→ Set problem: Extract each line of the material that follows exactly and omit its pictures.

→ Exercise material:
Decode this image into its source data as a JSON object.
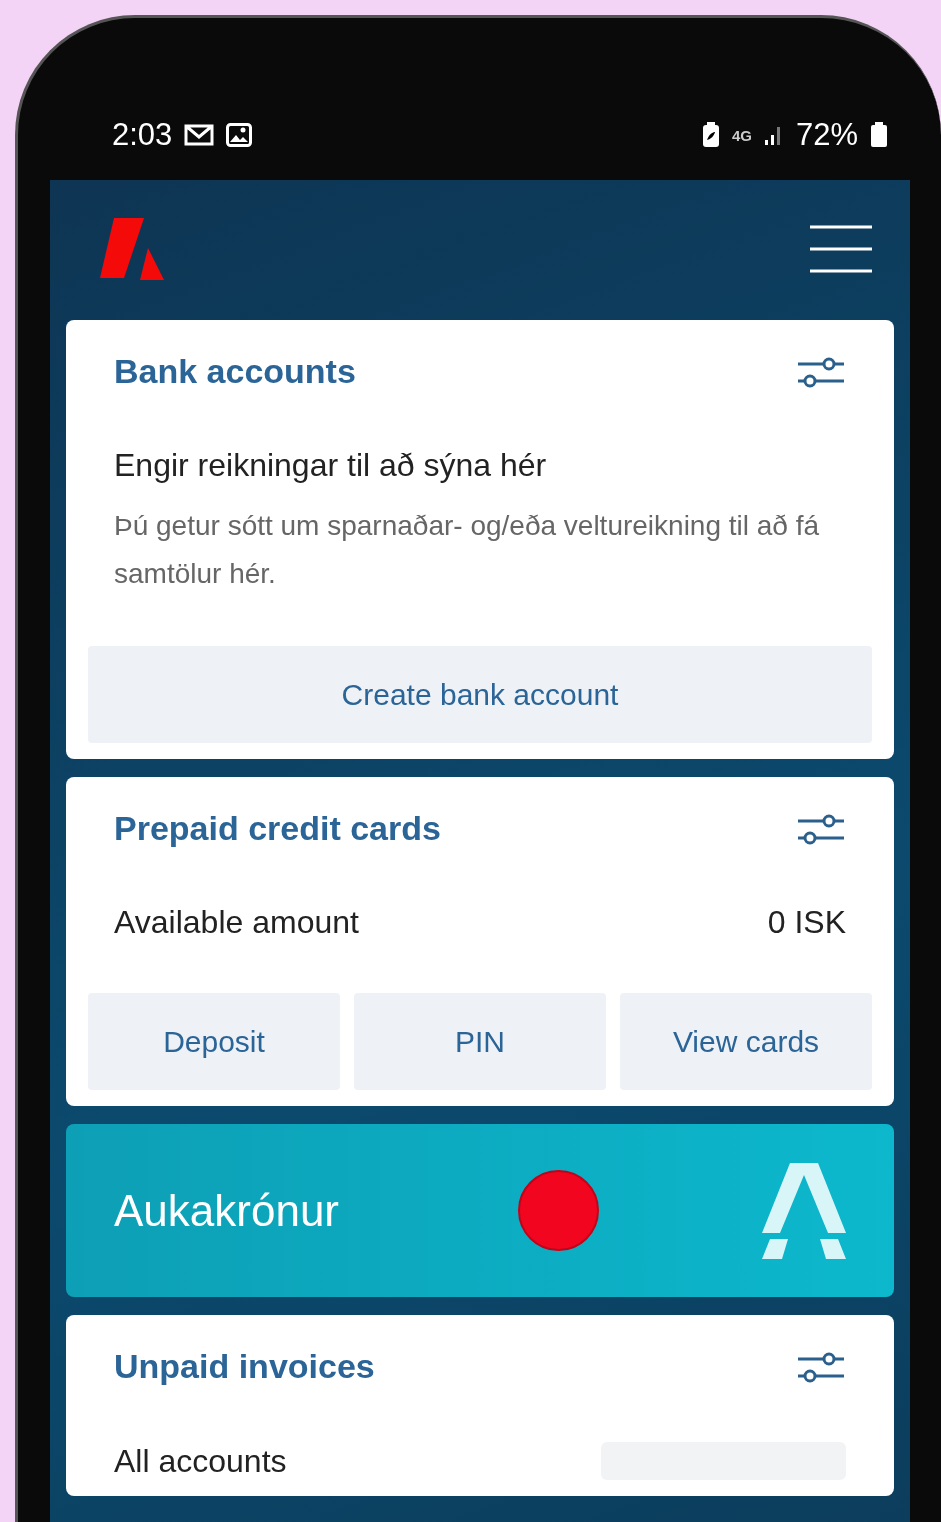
{
  "status_bar": {
    "time": "2:03",
    "network": "4G",
    "battery": "72%"
  },
  "bank_accounts": {
    "title": "Bank accounts",
    "empty_title": "Engir reikningar til að sýna hér",
    "empty_text": "Þú getur sótt um sparnaðar- og/eða veltureikning til að fá samtölur hér.",
    "button": "Create bank account"
  },
  "prepaid_cards": {
    "title": "Prepaid credit cards",
    "label": "Available amount",
    "value": "0 ISK",
    "buttons": [
      "Deposit",
      "PIN",
      "View cards"
    ]
  },
  "banner": {
    "title": "Aukakrónur"
  },
  "unpaid_invoices": {
    "title": "Unpaid invoices",
    "label": "All accounts",
    "loading": true
  }
}
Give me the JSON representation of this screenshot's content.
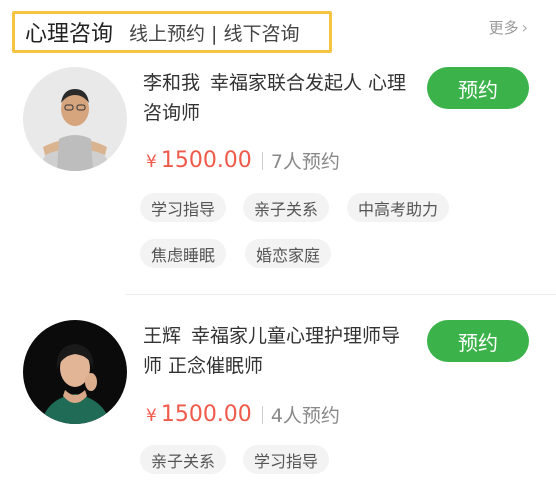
{
  "header": {
    "title": "心理咨询",
    "subtitle": "线上预约 | 线下咨询",
    "more_label": "更多",
    "more_icon": "chevron-right-icon"
  },
  "counselors": [
    {
      "name": "李和我",
      "title_line1": "幸福家联合发起人 心理",
      "title_line2": "咨询师",
      "book_label": "预约",
      "currency": "¥",
      "price": "1500.00",
      "bookings": "7人预约",
      "tags": [
        "学习指导",
        "亲子关系",
        "中高考助力",
        "焦虑睡眠",
        "婚恋家庭"
      ]
    },
    {
      "name": "王辉",
      "title_line1": "幸福家儿童心理护理师导",
      "title_line2": "师 正念催眠师",
      "book_label": "预约",
      "currency": "¥",
      "price": "1500.00",
      "bookings": "4人预约",
      "tags": [
        "亲子关系",
        "学习指导"
      ]
    }
  ],
  "colors": {
    "accent_green": "#3cb34a",
    "price_red": "#ef5a4a",
    "header_border": "#f5c542"
  }
}
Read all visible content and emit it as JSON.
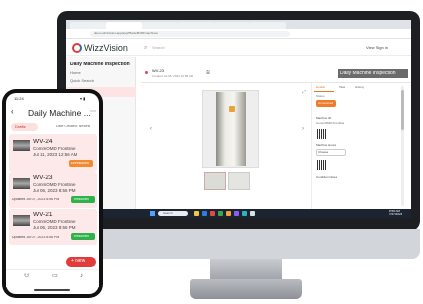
{
  "browser": {
    "tabs": [
      "Windows",
      "WizMachine",
      "QuickF",
      "Work Tools",
      "Inspections Overview",
      "New Tab"
    ],
    "url": "demo.wizzvision.app/app/65e2e8f1b5/machines"
  },
  "app": {
    "logo": "WizzVision",
    "search_placeholder": "Search",
    "view_controls": "View  Sign in"
  },
  "left_panel": {
    "title": "Daily Machine Inspection",
    "home": "Home",
    "search": "Quick Search"
  },
  "detail": {
    "record_id": "WV-23",
    "subtitle": "Created Jul 05, 2023 10:58 AM",
    "badge": "Daily Machine Inspection",
    "nav_prev": "‹",
    "nav_next": "›",
    "expand": "⤢"
  },
  "right_panel": {
    "tabs": [
      "Details",
      "Task",
      "History"
    ],
    "status_label": "Status",
    "status_value": "Unresolved",
    "machine_label": "Machine ID",
    "machine_value": "CommOMD Frontline",
    "mh_label": "Machine Hours",
    "mh_value": "Choose",
    "condition_label": "Condition Notes"
  },
  "taskbar": {
    "search": "Search",
    "clock": "8:58 AM\n7/27/2023"
  },
  "phone": {
    "time": "11:24",
    "status_right": "▾ ▮",
    "title": "Daily Machine ...",
    "more": "⋯",
    "draft_filter": "Drafts",
    "sort": "Date Created: Newest",
    "cards": [
      {
        "id": "WV-24",
        "place": "CommOMD Frontline",
        "date": "Jul 11, 2023 12:56 AM",
        "updated": "",
        "button": "Unresolved",
        "button_color": "orange"
      },
      {
        "id": "WV-23",
        "place": "CommOMD Frontline",
        "date": "Jul 06, 2023 8:56 PM",
        "updated": "Updated Jul 07, 2023 6:56 PM",
        "button": "Resolved",
        "button_color": "green"
      },
      {
        "id": "WV-21",
        "place": "CommOMD Frontline",
        "date": "Jul 06, 2023 8:56 PM",
        "updated": "Updated Jul 07, 2023 6:56 PM",
        "button": "Resolved",
        "button_color": "green"
      }
    ],
    "new_button": "+ New",
    "bottom_icons": [
      "user-icon",
      "inbox-icon",
      "bell-icon"
    ]
  },
  "colors": {
    "accent": "#e23b3b",
    "orange": "#f28a30",
    "green": "#2fb24a"
  }
}
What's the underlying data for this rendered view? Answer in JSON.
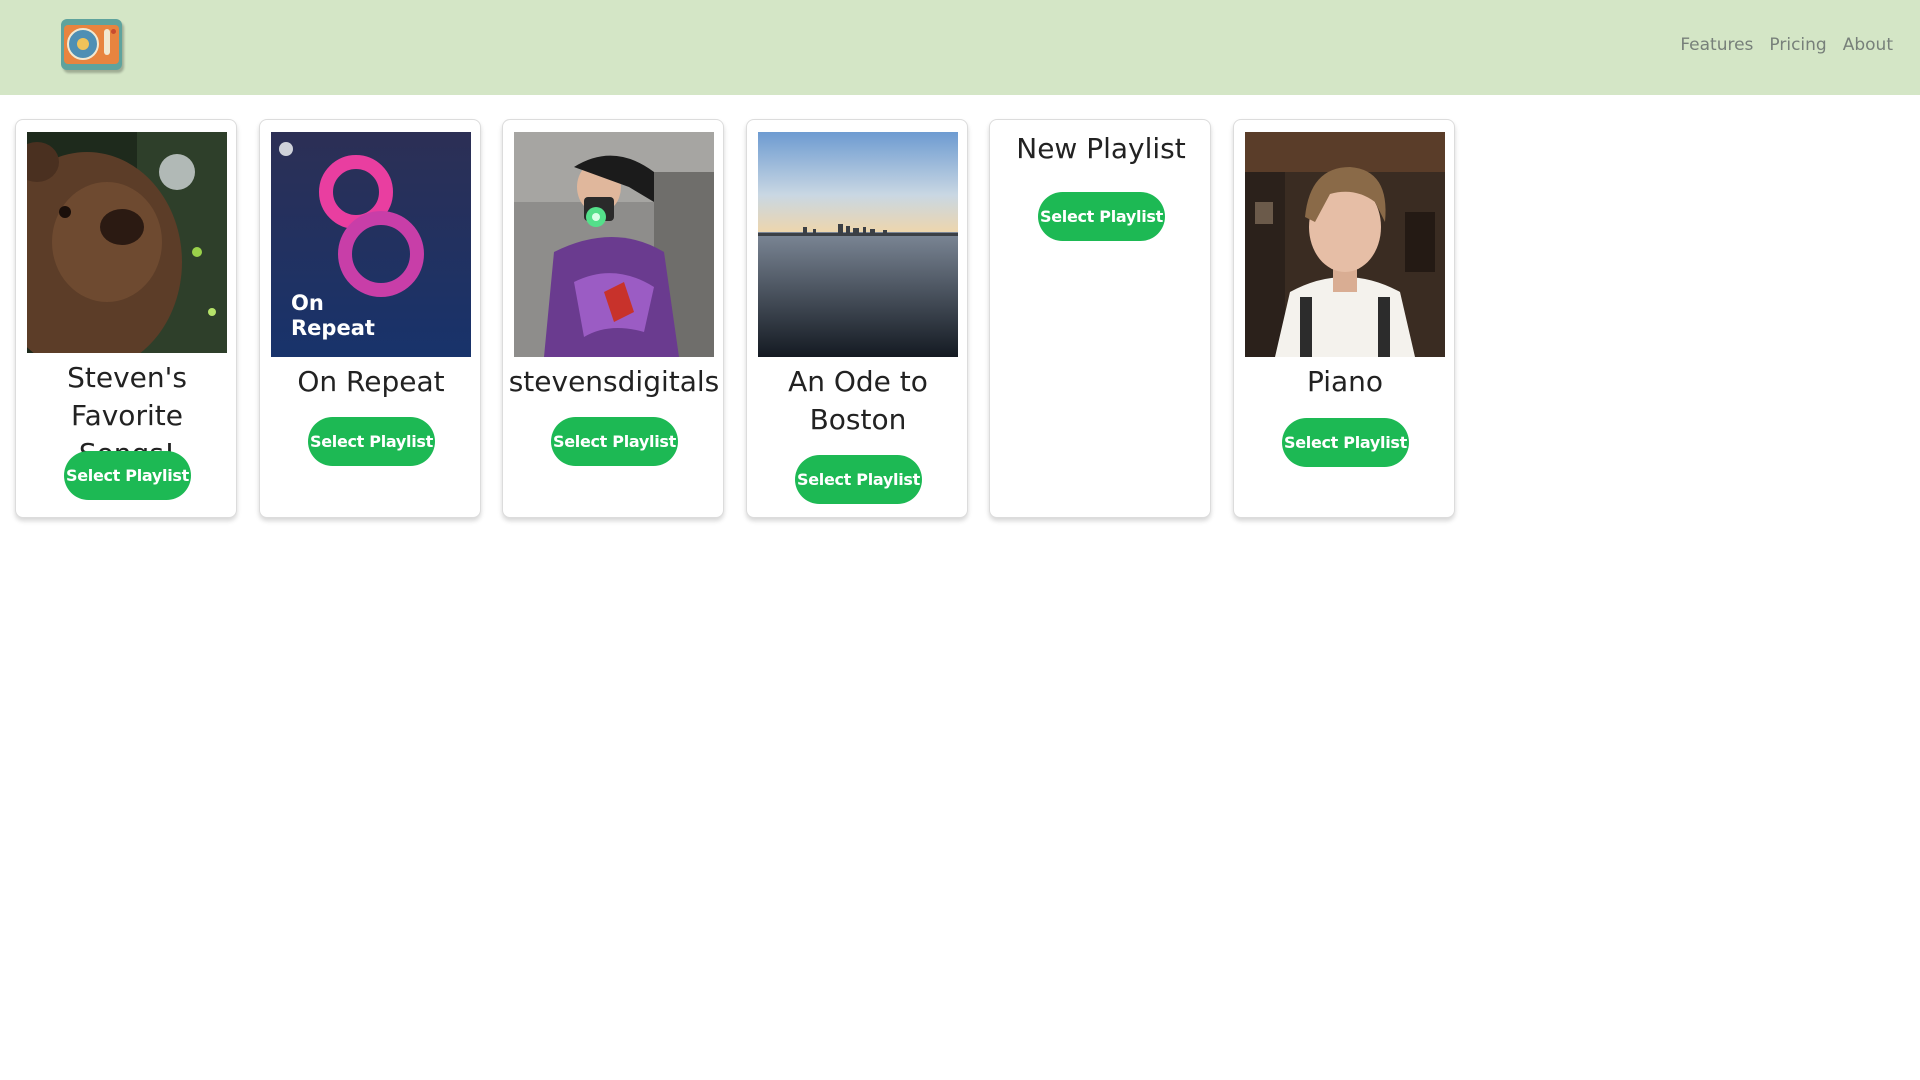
{
  "brand": {
    "logo_icon": "turntable-logo-icon"
  },
  "nav": {
    "links": [
      "Features",
      "Pricing",
      "About"
    ]
  },
  "playlists": [
    {
      "title": "Steven's Favorite Songs!",
      "button": "Select Playlist",
      "image": "teddy-bear-photo"
    },
    {
      "title": "On Repeat",
      "button": "Select Playlist",
      "image": "on-repeat-cover",
      "cover_text": "On Repeat"
    },
    {
      "title": "stevensdigitals",
      "button": "Select Playlist",
      "image": "camera-person-photo"
    },
    {
      "title": "An Ode to Boston",
      "button": "Select Playlist",
      "image": "boston-skyline-photo"
    },
    {
      "title": "New Playlist",
      "button": "Select Playlist",
      "image": null
    },
    {
      "title": "Piano",
      "button": "Select Playlist",
      "image": "portrait-photo"
    }
  ],
  "colors": {
    "navbar": "#d4e6c6",
    "accent": "#1db954",
    "nav_text": "#77807a"
  }
}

→ Written answer:
Decode this image into its source data as a JSON object.
{
  "status_bar": {
    "time": "2:03",
    "network": "4G",
    "battery": "72%"
  },
  "bank_accounts": {
    "title": "Bank accounts",
    "empty_title": "Engir reikningar til að sýna hér",
    "empty_text": "Þú getur sótt um sparnaðar- og/eða veltureikning til að fá samtölur hér.",
    "button": "Create bank account"
  },
  "prepaid_cards": {
    "title": "Prepaid credit cards",
    "label": "Available amount",
    "value": "0 ISK",
    "buttons": [
      "Deposit",
      "PIN",
      "View cards"
    ]
  },
  "banner": {
    "title": "Aukakrónur"
  },
  "unpaid_invoices": {
    "title": "Unpaid invoices",
    "label": "All accounts",
    "loading": true
  }
}
Give me the JSON representation of this screenshot's content.
{
  "header": {
    "title": "心理咨询",
    "subtitle": "线上预约 | 线下咨询",
    "more_label": "更多",
    "more_icon": "chevron-right-icon"
  },
  "counselors": [
    {
      "name": "李和我",
      "title_line1": "幸福家联合发起人 心理",
      "title_line2": "咨询师",
      "book_label": "预约",
      "currency": "¥",
      "price": "1500.00",
      "bookings": "7人预约",
      "tags": [
        "学习指导",
        "亲子关系",
        "中高考助力",
        "焦虑睡眠",
        "婚恋家庭"
      ]
    },
    {
      "name": "王辉",
      "title_line1": "幸福家儿童心理护理师导",
      "title_line2": "师 正念催眠师",
      "book_label": "预约",
      "currency": "¥",
      "price": "1500.00",
      "bookings": "4人预约",
      "tags": [
        "亲子关系",
        "学习指导"
      ]
    }
  ],
  "colors": {
    "accent_green": "#3cb34a",
    "price_red": "#ef5a4a",
    "header_border": "#f5c542"
  }
}
Read all visible content and emit it as JSON.
{
  "browser": {
    "tabs": [
      "Windows",
      "WizMachine",
      "QuickF",
      "Work Tools",
      "Inspections Overview",
      "New Tab"
    ],
    "url": "demo.wizzvision.app/app/65e2e8f1b5/machines"
  },
  "app": {
    "logo": "WizzVision",
    "search_placeholder": "Search",
    "view_controls": "View  Sign in"
  },
  "left_panel": {
    "title": "Daily Machine Inspection",
    "home": "Home",
    "search": "Quick Search"
  },
  "detail": {
    "record_id": "WV-23",
    "subtitle": "Created Jul 05, 2023 10:58 AM",
    "badge": "Daily Machine Inspection",
    "nav_prev": "‹",
    "nav_next": "›",
    "expand": "⤢"
  },
  "right_panel": {
    "tabs": [
      "Details",
      "Task",
      "History"
    ],
    "status_label": "Status",
    "status_value": "Unresolved",
    "machine_label": "Machine ID",
    "machine_value": "CommOMD Frontline",
    "mh_label": "Machine Hours",
    "mh_value": "Choose",
    "condition_label": "Condition Notes"
  },
  "taskbar": {
    "search": "Search",
    "clock": "8:58 AM\n7/27/2023"
  },
  "phone": {
    "time": "11:24",
    "status_right": "▾ ▮",
    "title": "Daily Machine ...",
    "more": "⋯",
    "draft_filter": "Drafts",
    "sort": "Date Created: Newest",
    "cards": [
      {
        "id": "WV-24",
        "place": "CommOMD Frontline",
        "date": "Jul 11, 2023 12:56 AM",
        "updated": "",
        "button": "Unresolved",
        "button_color": "orange"
      },
      {
        "id": "WV-23",
        "place": "CommOMD Frontline",
        "date": "Jul 06, 2023 8:56 PM",
        "updated": "Updated Jul 07, 2023 6:56 PM",
        "button": "Resolved",
        "button_color": "green"
      },
      {
        "id": "WV-21",
        "place": "CommOMD Frontline",
        "date": "Jul 06, 2023 8:56 PM",
        "updated": "Updated Jul 07, 2023 6:56 PM",
        "button": "Resolved",
        "button_color": "green"
      }
    ],
    "new_button": "+ New",
    "bottom_icons": [
      "user-icon",
      "inbox-icon",
      "bell-icon"
    ]
  },
  "colors": {
    "accent": "#e23b3b",
    "orange": "#f28a30",
    "green": "#2fb24a"
  }
}
What's the underlying data for this rendered view? Answer in JSON.
{
  "brand": {
    "logo_icon": "turntable-logo-icon"
  },
  "nav": {
    "links": [
      "Features",
      "Pricing",
      "About"
    ]
  },
  "playlists": [
    {
      "title": "Steven's Favorite Songs!",
      "button": "Select Playlist",
      "image": "teddy-bear-photo"
    },
    {
      "title": "On Repeat",
      "button": "Select Playlist",
      "image": "on-repeat-cover",
      "cover_text": "On Repeat"
    },
    {
      "title": "stevensdigitals",
      "button": "Select Playlist",
      "image": "camera-person-photo"
    },
    {
      "title": "An Ode to Boston",
      "button": "Select Playlist",
      "image": "boston-skyline-photo"
    },
    {
      "title": "New Playlist",
      "button": "Select Playlist",
      "image": null
    },
    {
      "title": "Piano",
      "button": "Select Playlist",
      "image": "portrait-photo"
    }
  ],
  "colors": {
    "navbar": "#d4e6c6",
    "accent": "#1db954",
    "nav_text": "#77807a"
  }
}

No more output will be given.